WHAT YOU HAVE TO DO – Copy out each line of the material in which the word "JSON" appears.

Rows from a figure dataset
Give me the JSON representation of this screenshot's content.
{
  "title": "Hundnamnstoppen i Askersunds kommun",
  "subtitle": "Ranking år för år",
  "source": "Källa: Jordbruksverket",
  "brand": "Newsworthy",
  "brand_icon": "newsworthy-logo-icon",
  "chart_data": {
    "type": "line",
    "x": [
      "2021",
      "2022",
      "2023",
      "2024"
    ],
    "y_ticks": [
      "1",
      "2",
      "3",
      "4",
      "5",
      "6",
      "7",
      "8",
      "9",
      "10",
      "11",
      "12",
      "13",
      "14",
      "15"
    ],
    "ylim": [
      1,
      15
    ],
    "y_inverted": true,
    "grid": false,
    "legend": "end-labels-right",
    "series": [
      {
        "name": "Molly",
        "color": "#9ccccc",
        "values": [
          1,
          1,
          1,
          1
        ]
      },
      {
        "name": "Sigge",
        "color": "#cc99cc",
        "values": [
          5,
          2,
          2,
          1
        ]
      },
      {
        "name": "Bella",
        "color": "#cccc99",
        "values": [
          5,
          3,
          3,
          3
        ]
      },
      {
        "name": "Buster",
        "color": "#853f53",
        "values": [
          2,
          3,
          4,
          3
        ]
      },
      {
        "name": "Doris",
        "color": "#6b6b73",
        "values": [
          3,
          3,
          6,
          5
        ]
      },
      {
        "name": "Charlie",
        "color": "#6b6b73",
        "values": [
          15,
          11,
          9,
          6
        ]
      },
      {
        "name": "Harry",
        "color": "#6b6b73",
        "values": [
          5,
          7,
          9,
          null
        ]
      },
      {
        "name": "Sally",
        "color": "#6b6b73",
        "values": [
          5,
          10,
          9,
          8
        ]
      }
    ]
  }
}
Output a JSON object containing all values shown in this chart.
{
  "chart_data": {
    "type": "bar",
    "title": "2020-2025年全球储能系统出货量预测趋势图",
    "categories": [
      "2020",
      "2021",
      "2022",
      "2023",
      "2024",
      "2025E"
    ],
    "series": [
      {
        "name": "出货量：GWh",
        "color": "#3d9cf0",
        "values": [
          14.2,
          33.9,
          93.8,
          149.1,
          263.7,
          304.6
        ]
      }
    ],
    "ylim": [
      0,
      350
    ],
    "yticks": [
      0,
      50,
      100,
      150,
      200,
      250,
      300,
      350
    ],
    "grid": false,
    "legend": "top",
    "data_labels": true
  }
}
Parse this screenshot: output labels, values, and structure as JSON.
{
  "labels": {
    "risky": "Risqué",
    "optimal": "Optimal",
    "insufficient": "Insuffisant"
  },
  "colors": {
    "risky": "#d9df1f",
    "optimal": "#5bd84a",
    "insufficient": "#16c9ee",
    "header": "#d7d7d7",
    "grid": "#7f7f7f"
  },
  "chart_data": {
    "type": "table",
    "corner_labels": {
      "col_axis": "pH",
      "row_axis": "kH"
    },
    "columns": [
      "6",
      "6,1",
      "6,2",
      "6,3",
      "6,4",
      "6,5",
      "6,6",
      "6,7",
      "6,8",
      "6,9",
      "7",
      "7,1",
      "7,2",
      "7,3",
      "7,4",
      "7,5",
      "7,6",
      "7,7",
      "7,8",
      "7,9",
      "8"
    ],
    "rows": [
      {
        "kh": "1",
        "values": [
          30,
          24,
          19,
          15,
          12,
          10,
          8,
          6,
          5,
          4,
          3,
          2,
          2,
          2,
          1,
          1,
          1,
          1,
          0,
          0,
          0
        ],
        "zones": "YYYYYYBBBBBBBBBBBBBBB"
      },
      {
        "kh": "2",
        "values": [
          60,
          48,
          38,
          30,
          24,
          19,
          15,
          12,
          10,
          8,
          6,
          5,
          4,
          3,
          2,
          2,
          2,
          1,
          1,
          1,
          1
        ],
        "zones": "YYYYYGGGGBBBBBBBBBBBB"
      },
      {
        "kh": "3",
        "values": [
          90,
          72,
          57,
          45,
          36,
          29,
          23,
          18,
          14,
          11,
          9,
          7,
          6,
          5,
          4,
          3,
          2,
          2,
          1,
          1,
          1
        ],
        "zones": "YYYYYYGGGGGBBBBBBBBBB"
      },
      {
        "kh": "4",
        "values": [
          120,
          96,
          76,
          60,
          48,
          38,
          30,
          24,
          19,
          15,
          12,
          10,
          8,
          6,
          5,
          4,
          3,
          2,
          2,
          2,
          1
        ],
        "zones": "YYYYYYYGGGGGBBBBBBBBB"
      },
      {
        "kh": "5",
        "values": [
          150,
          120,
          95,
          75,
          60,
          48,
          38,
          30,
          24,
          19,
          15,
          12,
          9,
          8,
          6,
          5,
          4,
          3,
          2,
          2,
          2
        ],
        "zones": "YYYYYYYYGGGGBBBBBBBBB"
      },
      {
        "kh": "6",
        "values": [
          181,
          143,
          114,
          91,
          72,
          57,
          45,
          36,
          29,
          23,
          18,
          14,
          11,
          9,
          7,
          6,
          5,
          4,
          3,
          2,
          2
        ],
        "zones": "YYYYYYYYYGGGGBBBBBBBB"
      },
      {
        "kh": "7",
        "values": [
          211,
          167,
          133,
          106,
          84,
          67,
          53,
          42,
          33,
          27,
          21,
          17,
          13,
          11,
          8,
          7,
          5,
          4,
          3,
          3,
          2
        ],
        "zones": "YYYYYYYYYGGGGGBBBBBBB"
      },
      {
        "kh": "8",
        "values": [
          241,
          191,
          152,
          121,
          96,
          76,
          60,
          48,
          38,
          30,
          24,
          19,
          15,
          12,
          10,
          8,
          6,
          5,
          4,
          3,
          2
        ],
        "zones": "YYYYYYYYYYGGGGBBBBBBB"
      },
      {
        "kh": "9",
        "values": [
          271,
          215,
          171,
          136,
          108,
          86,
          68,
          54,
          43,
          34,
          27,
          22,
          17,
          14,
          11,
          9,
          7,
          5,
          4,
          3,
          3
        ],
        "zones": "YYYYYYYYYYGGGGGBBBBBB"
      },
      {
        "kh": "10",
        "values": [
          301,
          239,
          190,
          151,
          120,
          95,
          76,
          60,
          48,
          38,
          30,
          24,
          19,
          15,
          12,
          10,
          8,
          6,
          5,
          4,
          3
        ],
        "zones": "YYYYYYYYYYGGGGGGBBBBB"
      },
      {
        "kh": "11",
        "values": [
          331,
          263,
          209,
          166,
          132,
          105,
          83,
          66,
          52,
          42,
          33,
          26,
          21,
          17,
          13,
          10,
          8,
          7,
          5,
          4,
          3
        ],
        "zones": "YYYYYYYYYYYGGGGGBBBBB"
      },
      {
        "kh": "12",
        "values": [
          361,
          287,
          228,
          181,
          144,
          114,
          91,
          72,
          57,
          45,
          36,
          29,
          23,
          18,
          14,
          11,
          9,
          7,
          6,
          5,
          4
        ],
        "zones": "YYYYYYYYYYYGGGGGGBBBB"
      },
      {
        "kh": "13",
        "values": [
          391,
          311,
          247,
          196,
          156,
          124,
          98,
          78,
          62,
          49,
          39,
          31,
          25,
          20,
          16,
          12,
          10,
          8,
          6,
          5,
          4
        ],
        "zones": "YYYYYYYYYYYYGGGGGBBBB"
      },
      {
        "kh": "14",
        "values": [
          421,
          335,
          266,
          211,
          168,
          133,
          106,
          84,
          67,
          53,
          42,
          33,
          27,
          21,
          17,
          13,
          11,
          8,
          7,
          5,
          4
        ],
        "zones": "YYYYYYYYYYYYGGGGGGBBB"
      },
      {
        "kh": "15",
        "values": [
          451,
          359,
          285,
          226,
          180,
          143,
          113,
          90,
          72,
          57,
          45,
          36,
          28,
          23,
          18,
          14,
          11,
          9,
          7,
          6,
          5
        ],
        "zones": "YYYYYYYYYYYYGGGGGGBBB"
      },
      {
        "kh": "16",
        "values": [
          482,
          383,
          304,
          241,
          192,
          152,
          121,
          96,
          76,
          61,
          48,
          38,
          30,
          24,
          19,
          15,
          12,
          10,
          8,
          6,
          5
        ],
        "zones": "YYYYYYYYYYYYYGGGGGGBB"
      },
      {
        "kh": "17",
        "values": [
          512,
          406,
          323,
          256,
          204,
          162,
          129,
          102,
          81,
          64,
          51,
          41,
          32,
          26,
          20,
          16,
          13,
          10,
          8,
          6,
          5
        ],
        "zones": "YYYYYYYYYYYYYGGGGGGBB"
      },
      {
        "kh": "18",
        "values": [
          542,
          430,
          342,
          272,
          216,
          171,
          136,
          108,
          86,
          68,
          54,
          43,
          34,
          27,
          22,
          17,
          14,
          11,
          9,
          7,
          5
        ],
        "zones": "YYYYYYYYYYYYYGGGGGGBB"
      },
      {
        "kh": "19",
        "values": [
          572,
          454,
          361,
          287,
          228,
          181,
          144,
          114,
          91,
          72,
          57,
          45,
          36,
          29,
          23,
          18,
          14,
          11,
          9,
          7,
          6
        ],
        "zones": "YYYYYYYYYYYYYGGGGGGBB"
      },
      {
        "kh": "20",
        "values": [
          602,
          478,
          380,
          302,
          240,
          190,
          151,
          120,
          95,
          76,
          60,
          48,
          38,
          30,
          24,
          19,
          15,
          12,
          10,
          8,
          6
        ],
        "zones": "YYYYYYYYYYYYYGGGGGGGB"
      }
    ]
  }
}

ANSWER TO THE TASK –
Give me the JSON representation of this screenshot's content.
Output a JSON object containing all values shown in this chart.
Parse this screenshot: output labels, values, and structure as JSON.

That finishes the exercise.